(Dataset records)

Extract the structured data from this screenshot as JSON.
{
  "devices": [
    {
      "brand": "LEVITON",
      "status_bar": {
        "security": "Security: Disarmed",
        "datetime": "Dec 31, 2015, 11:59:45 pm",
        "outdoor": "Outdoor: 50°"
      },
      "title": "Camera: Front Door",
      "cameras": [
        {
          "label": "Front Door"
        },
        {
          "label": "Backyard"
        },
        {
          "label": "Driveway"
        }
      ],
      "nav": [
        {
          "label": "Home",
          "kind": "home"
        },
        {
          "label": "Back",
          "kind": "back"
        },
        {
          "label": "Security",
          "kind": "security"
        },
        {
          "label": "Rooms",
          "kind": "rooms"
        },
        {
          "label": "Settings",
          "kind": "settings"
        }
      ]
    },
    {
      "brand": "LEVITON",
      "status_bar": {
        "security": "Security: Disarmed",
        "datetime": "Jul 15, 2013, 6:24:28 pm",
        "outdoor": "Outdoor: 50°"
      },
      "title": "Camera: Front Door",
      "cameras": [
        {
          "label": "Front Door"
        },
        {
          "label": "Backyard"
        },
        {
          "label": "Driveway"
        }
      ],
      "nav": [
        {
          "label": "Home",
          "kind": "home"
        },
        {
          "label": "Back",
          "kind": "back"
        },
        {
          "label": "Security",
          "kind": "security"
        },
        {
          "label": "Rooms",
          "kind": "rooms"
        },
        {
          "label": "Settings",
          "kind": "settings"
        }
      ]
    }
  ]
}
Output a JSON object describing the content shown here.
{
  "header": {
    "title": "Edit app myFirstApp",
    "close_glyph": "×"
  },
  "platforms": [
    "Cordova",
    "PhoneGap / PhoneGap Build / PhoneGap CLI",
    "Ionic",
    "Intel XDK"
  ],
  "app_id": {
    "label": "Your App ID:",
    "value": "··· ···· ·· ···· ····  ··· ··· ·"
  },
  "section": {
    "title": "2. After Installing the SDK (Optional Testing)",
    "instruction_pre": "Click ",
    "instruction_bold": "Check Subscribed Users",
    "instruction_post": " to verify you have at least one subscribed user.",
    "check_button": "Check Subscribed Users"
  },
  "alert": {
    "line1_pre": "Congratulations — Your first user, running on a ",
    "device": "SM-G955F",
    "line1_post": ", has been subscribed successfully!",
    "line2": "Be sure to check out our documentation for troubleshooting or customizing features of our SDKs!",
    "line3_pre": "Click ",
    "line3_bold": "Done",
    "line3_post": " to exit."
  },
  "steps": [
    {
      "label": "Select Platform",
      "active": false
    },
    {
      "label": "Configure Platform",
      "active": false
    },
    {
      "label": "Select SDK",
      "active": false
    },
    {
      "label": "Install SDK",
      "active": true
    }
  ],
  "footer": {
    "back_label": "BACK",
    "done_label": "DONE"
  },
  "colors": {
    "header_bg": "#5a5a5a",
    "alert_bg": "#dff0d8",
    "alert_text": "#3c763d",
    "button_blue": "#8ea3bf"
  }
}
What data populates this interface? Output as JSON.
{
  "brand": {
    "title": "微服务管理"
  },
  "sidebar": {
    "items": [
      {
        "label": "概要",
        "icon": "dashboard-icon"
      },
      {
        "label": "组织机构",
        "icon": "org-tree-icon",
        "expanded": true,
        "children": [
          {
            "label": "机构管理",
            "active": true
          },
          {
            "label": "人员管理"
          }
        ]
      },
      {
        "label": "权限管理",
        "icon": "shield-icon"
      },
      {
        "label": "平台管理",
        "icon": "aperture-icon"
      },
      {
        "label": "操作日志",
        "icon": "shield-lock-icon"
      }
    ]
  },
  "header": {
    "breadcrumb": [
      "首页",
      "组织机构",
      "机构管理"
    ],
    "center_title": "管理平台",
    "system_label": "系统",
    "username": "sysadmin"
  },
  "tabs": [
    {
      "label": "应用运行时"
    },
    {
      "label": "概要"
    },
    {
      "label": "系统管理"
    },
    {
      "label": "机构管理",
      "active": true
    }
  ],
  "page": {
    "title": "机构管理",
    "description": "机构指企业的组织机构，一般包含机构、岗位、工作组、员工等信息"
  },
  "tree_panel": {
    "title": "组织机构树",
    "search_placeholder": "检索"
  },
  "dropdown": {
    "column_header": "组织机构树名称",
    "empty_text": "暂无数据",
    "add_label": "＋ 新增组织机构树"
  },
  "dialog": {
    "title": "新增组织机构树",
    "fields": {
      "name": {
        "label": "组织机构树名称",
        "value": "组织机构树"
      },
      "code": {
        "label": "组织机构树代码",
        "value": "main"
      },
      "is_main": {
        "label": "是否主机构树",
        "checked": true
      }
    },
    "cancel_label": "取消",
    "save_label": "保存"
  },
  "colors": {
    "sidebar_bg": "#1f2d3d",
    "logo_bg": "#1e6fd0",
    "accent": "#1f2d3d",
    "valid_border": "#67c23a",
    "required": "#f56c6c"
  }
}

● **WORK TO BE COMPLETED**
Extract every line containing the string "Your" from the data above.

● **SOLUTION**
    "label": "Your App ID:",
    "line1_pre": "Congratulations — Your first user, running on a ",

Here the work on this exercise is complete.